This specification relates to pruning layer parameters of neural network models to reduce parameters, memory used and computational cost.
Neural networks are machine learning models with one or more layers of nonlinear units to predict an output for a received input. Neural networks include an input layer, one or more hidden layers, and output layer. The output of each hidden layer is used as an input to the next layer. Each layer of the network generates an output from the received input in accordance with the parameters of the layer.
Training neural network models using supervised and semi-supervised learning begins with obtaining a dataset, pre-processing the data to reduce noise, applying labels to each record, grouping the data to the desired statistical distribution, and segmenting the data into training, validation and test subsets. Obtaining a sufficiently large dataset is time consuming, resource intensive, and expensive. The quality and quantity of the dataset affects the accuracy and loss of the trained model.
State of the art neural network models achieved impressive results by adding more layers and parameters. To achieve this, neural network models run with, for example, hundreds or thousands of layers requires specialized hardware like GPU, ASIC (application specific integrated circuits), or neural processors. However, running large neural network models with millions of parameters on mobile devices like smartphones, tablets, or raspberry pi is inefficient. Iterative magnitude pruning techniques can be used to compress and optimize models for mobile applications, but always require retraining to recover loss in accuracy. Further, in many cases, iterative magnitude pruning does not recover the accuracy after extensive retraining.
Aspects of the present disclosure relate to a system implemented as computer programs on one or more computers in one or more locations. The disclosed system determines an architecture for efficient search of prunable parameters in the neural network layer. The results of the search identify the layer parameters that can be set to zero while maintaining accuracy and not increasing the error or loss. The results of the search can be used to modify layer parameters thus reducing the size of the model.
In an aspect, a computer-implemented method, when executed on data processing hardware, causes the data processing hardware to perform operations comprising acquiring at least one digital dataset and training a neural network model using the dataset. The neural network model comprises a plurality of layers and each of the layers comprises a plurality of layer parameters. The method also includes analyzing accuracy and loss of a partially trained version of the neural network model following each of one or more epochs to identify when an epoch corresponds to a prunable pattern. The epochs each represent a complete iteration of the dataset by the neural network model. The method further comprises searching the layer parameters of the partially trained version of the neural network model for the identified epoch corresponding to the prunable pattern to identify one or more prunable parameters contributing to the prunable pattern, modifying the layer parameters of the partially trained neural network model by setting the layer parameters corresponding to the prunable parameters to zero, and applying a modified subset of the layer parameters to the neural network model. The prunable parameters comprise a subset of the layer parameters configurable to zero without impact to accuracy and loss.

Records supplied:
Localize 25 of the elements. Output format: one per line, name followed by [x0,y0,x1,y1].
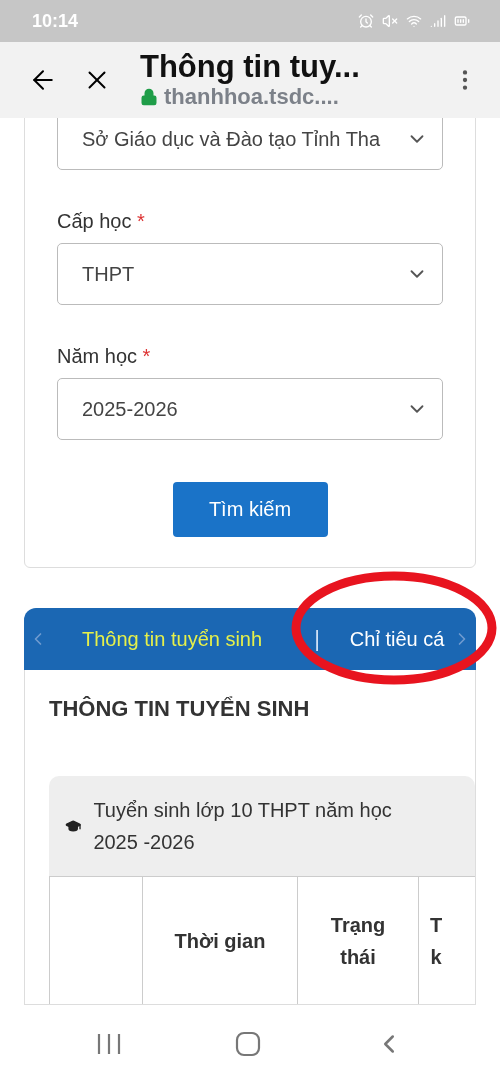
home-icon[interactable] [235,1030,261,1057]
card-title: Tuyển sinh lớp 10 THPT năm học 2025 -2026 [93,798,393,855]
mute-icon [382,13,398,29]
page-title: Thông tin tuy... [140,50,361,84]
dropdown-select[interactable]: Sở Giáo dục và Đào tạo Tỉnh Tha [57,118,443,170]
tab[interactable]: Thông tin tuyển sinh [82,627,263,651]
alarm-icon [358,13,374,29]
field-label: Cấp học * [57,210,146,233]
battery-icon [454,13,470,29]
table-header: Thời gian [142,877,297,1004]
dropdown-select[interactable]: 2025-2026 [57,378,443,440]
table-header: T k [418,877,453,1004]
field-label: Năm học * [57,345,152,368]
lock-icon [140,88,158,106]
wifi-icon [406,13,422,29]
tab-separator: | [314,626,320,652]
recent-apps-icon[interactable] [96,1031,123,1056]
clock: 10:14 [32,10,79,32]
section-title: THÔNG TIN TUYỂN SINH [49,696,311,722]
signal-icon [430,13,446,29]
table-header: Trạng thái [297,877,418,1004]
search-button[interactable]: Tìm kiếm [172,482,328,537]
dropdown-select[interactable]: THPT [57,243,443,305]
tab[interactable]: Chỉ tiêu cá [349,627,445,651]
url-text[interactable]: thanhhoa.tsdc.... [164,84,339,110]
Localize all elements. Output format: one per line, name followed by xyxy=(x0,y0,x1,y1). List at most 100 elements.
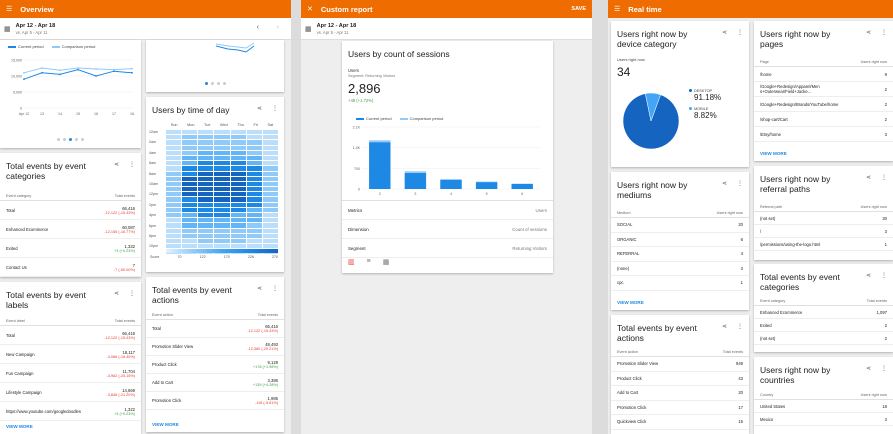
table-row[interactable]: (not set) 2 xyxy=(754,332,893,345)
table-row[interactable]: Exited 2 xyxy=(754,319,893,332)
more-vert-icon[interactable]: ⋮ xyxy=(737,29,743,36)
table-row[interactable]: Quickview Click 15 xyxy=(611,415,749,430)
data-point xyxy=(131,67,133,70)
setting-row[interactable]: Dimension Count of sessions xyxy=(342,220,553,239)
table-row[interactable]: Product Click 43 xyxy=(611,372,749,386)
table-row[interactable]: Promotion Slider View 949 xyxy=(611,357,749,372)
pager-dot-active[interactable] xyxy=(69,138,72,141)
pager-dot[interactable] xyxy=(63,138,66,141)
view-more-link[interactable]: VIEW MORE xyxy=(152,422,179,427)
table-row[interactable]: New Campaign 18,117 -4,086 (-18.40%) xyxy=(0,345,141,364)
table-row[interactable]: Promotion Click 1,985 -118 (-5.61%) xyxy=(146,392,284,410)
share-icon[interactable]: ⋖ xyxy=(114,161,119,168)
pager-dot-active[interactable] xyxy=(204,82,208,85)
row-value-block: 43 xyxy=(738,376,743,381)
more-vert-icon[interactable]: ⋮ xyxy=(881,365,887,372)
setting-row[interactable]: Segment Returning Visitors xyxy=(342,239,553,258)
table-row[interactable]: /3 xyxy=(754,225,893,238)
setting-value: Count of sessions xyxy=(512,226,547,232)
more-vert-icon[interactable]: ⋮ xyxy=(129,161,135,168)
date-range-bar[interactable]: ▦ Apr 12 - Apr 18 vs. Apr 5 - Apr 11 ‹ › xyxy=(0,18,291,40)
share-icon[interactable]: ⋖ xyxy=(114,290,119,297)
table-row[interactable]: Total 66,416 -12,122 (-15.43%) xyxy=(146,320,284,338)
table-row[interactable]: ORGANIC 6 xyxy=(611,233,749,247)
table-row[interactable]: REFERRAL 4 xyxy=(611,247,749,262)
table-row[interactable]: cpc 1 xyxy=(611,276,749,291)
share-icon[interactable]: ⋖ xyxy=(866,29,871,36)
pager-dot[interactable] xyxy=(75,138,78,141)
menu-icon[interactable]: ☰ xyxy=(6,6,12,13)
more-vert-icon[interactable]: ⋮ xyxy=(272,285,278,292)
table-row[interactable]: Enhanced Ecommerce 60,087 -12,155 (-16.77%… xyxy=(0,220,141,239)
menu-icon[interactable]: ☰ xyxy=(614,6,620,13)
table-row[interactable]: /Google+Redesign/Brands/YouTube/home 2 xyxy=(754,97,893,112)
table-row[interactable]: Total 66,416 -12,122 (-15.43%) xyxy=(0,201,141,220)
setting-row[interactable]: Metrics Users xyxy=(342,201,553,220)
bar-chart-icon[interactable]: ▥ xyxy=(348,258,355,266)
more-vert-icon[interactable]: ⋮ xyxy=(737,323,743,330)
share-icon[interactable]: ⋖ xyxy=(722,29,727,36)
pager-dot[interactable] xyxy=(222,82,226,85)
table-row[interactable]: Enhanced Ecommerce 1,097 xyxy=(754,306,893,319)
view-more-link[interactable]: VIEW MORE xyxy=(617,300,644,305)
pager-dot[interactable] xyxy=(216,82,220,85)
table-row[interactable]: /shop-cart/Cart 2 xyxy=(754,112,893,127)
more-vert-icon[interactable]: ⋮ xyxy=(881,174,887,181)
pager-dot[interactable] xyxy=(57,138,60,141)
pager-dot[interactable] xyxy=(81,138,84,141)
table-row[interactable]: SOCIAL 20 xyxy=(611,218,749,233)
heatmap-cell xyxy=(166,130,182,135)
close-icon[interactable]: ✕ xyxy=(307,6,313,13)
save-button[interactable]: SAVE xyxy=(571,6,586,12)
table-row[interactable]: Fun Campaign 11,704 -3,962 (-25.15%) xyxy=(0,364,141,383)
chart-type-toggle[interactable]: ▥ ≡ ▦ xyxy=(348,258,389,266)
share-icon[interactable]: ⋖ xyxy=(257,105,262,112)
view-more-link[interactable]: VIEW MORE xyxy=(760,151,787,156)
heatmap-cell xyxy=(230,233,246,238)
share-icon[interactable]: ⋖ xyxy=(722,323,727,330)
table-row[interactable]: Add to Cart 20 xyxy=(611,386,749,401)
chevron-right-icon[interactable]: › xyxy=(277,24,279,31)
more-vert-icon[interactable]: ⋮ xyxy=(881,272,887,279)
share-icon[interactable]: ⋖ xyxy=(866,174,871,181)
table-row[interactable]: (none) 3 xyxy=(611,262,749,276)
table-row[interactable]: Lifestyle Campaign 14,669 -3,846 (-21.20%) xyxy=(0,383,141,402)
table-row[interactable]: Mexico 3 xyxy=(754,413,893,426)
table-row[interactable]: /Google+Redesign/Apparel/Men s+Outerwear… xyxy=(754,82,893,97)
hour-label: 12am xyxy=(149,130,158,134)
card-title: Total events by event categories xyxy=(760,272,840,292)
table-row[interactable]: Exited 1,332 +3 (+0.23%) xyxy=(0,239,141,258)
table-row[interactable]: Promotion Slider View 48,493 -12,380 (-20.… xyxy=(146,338,284,356)
table-body: Total 66,416 -12,122 (-15.43%) Enhanced Eco… xyxy=(0,201,141,277)
table-row[interactable]: /home 9 xyxy=(754,67,893,82)
table-body: (not set) 30/3/permissions/using-the-logo… xyxy=(754,212,893,251)
share-icon[interactable]: ⋖ xyxy=(722,180,727,187)
more-vert-icon[interactable]: ⋮ xyxy=(129,290,135,297)
chevron-left-icon[interactable]: ‹ xyxy=(257,24,259,31)
pager-dot[interactable] xyxy=(210,82,214,85)
table-row[interactable]: /Etsy/home 3 xyxy=(754,127,893,142)
more-vert-icon[interactable]: ⋮ xyxy=(737,180,743,187)
table-icon[interactable]: ▦ xyxy=(383,258,390,266)
share-icon[interactable]: ⋖ xyxy=(257,285,262,292)
more-vert-icon[interactable]: ⋮ xyxy=(272,105,278,112)
row-delta: +3 (+0.23%) xyxy=(114,411,135,416)
horizontal-bar-icon[interactable]: ≡ xyxy=(367,258,371,266)
date-range-bar[interactable]: ▦ Apr 12 - Apr 18 vs. Apr 5 - Apr 11 xyxy=(301,18,592,40)
table-row[interactable]: United States 18 xyxy=(754,400,893,413)
table-row[interactable]: Add to Cart 3,386 +139 (+4.28%) xyxy=(146,374,284,392)
view-more-link[interactable]: VIEW MORE xyxy=(6,424,33,429)
table-row[interactable]: Product Click 9,129 +178 (+1.98%) xyxy=(146,356,284,374)
table-row[interactable]: (not set) 30 xyxy=(754,212,893,225)
more-vert-icon[interactable]: ⋮ xyxy=(881,29,887,36)
share-icon[interactable]: ⋖ xyxy=(866,365,871,372)
share-icon[interactable]: ⋖ xyxy=(866,272,871,279)
table-row[interactable]: Contact Us 7 -7 (-50.00%) xyxy=(0,258,141,277)
table-row[interactable]: /permissions/using-the-logo.html 1 xyxy=(754,238,893,251)
table-row[interactable]: Promotion Click 17 xyxy=(611,401,749,415)
pager-dots[interactable] xyxy=(0,138,141,141)
pager-dots[interactable] xyxy=(146,82,284,85)
table-row[interactable]: https://www.youtube.com/googledoodles 1,3… xyxy=(0,402,141,421)
heatmap-cell xyxy=(198,218,214,223)
table-row[interactable]: Total 66,416 -12,122 (-15.43%) xyxy=(0,326,141,345)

Exercise task A: Revise the neural network pruning text from the words "Neural networks are" through the words "the trained model.", putting "evaluation" in place of "validation".
Exercise task B: In the neural network pruning text, what does each epoch represent?
Exercise task C: Pick up the neural network pruning text after its last sentence and keep writing it.

Task output A:
Neural networks are machine learning models with one or more layers of nonlinear units to predict an output for a received input. Neural networks include an input layer, one or more hidden layers, and output layer. The output of each hidden layer is used as an input to the next layer. Each layer of the network generates an output from the received input in accordance with the parameters of the layer.
Training neural network models using supervised and semi-supervised learning begins with obtaining a dataset, pre-processing the data to reduce noise, applying labels to each record, grouping the data to the desired statistical distribution, and segmenting the data into training, evaluation and test subsets. Obtaining a sufficiently large dataset is time consuming, resource intensive, and expensive. The quality and quantity of the dataset affects the accuracy and loss of the trained model.

Task output B: Each epoch represents a complete iteration of the dataset by the neural network model.

Task output C:
In another aspect, an optimized neural network system comprises data processing hardware and a memory storing computer-executable instructions that, when executed by the data processing hardware, configure the optimized neural network system for acquiring at least one digital dataset and training a neural network model using the dataset. The neural network model comprises a plurality of layers and each of the layers comprises a plurality of layer parameters. The neural network system is further configured for storing one or more partially trained versions of the neural network model on a computer-readable storage medium following each of one or more epochs. The epochs each represent a complete iteration of the dataset by the neural network model. The neural network system also generates a detailed report of accuracy and loss for the data set for each partially train version of the neural network model, identifies, based on the accuracy and loss, when an epoch corresponds to a prunable pattern, and searches the layer parameters of the partially trained of the neural network model for the identified epoch corresponding to the prunable pattern to identify prunable parameters configurable to zero without impact to the accuracy and loss. The neural network system is further configured for modifying the layer parameters of the partially trained neural network model by setting the prunable parameters to zero and determining the accuracy and loss of the neural network model after the prunable parameters have been modified.
Other objects and features of the present disclosure will be in part apparent and in part pointed out herein.
Corresponding reference characters indicate corresponding parts throughout the drawings.
Training neural network models is expensive, requiring millions to billions of records to produce a model capable of accurate prediction on data not present in the training dataset. The size of the trained models has grown in the number of layers and parameters, and have achieved impressive results. However, training neural network models with small datasets less than 1 million records with current methods do not produce reliable models. In many situations, the dataset needed to train a neural network model does not exist and would require years to obtain. Even in situations where the dataset exists, training a neural network model takes years requiring large data centers with thousands of computers. If the training produces a model with sufficient accuracy and loss, the models are often too large or inefficient to run on mobile devices such as laptops, tablets, IoT and smart phones.
By identifying the layer parameters that are prunable without a negative impact on test accuracy and loss, it reduces the time and processing to optimize models. In other words, lossless pruning negates the need to retrain the model to recover accuracy and loss due to undesirable side-effects. In many cases, lossy pruning never recovers the original accuracy. Aspects of the present disclosure overcome this limitation of lossy pruning.
By identifying lossless prunable layer parameters, models can be optimized and deployed in an embodiment to mobile devices faster and with lower power consumption. In other words, lossless pruning layer parameters enables deploying models to mobile devices with less processing power and reduces the power draw on batteries.
By identifying lossless prunable layer parameters, the pruned model uses less memory. In other words, pruned models use less memory and improve the responsiveness of the model.
Commonly assigned U.S. Non-Provisional patent application Ser. No. 18/644,670, filed Apr. 24, 2024, the entire disclosure of which is incorporated by reference, discloses a system implemented as computer programs on one or more computers in one or more locations that determines an architecture for efficient search of anomalous patterns in neural network layer parameters. The results of the search identify the layer parameters contributing to anomalous patterns and undesirable behavior. The results of an anomaly pattern search can then be used to modify layer parameters to improve prediction accuracy and loss on training, validation, and test datasets
Embodiments of the present disclosure may comprise a special purpose computer including a variety of computer hardware, as described in greater detail herein.
For purposes of illustration, programs and other executable program components may be shown as discrete blocks. It is recognized, however, that such programs and components reside at various times in different storage components of a computing device, and are executed by a data processor(s) of the device.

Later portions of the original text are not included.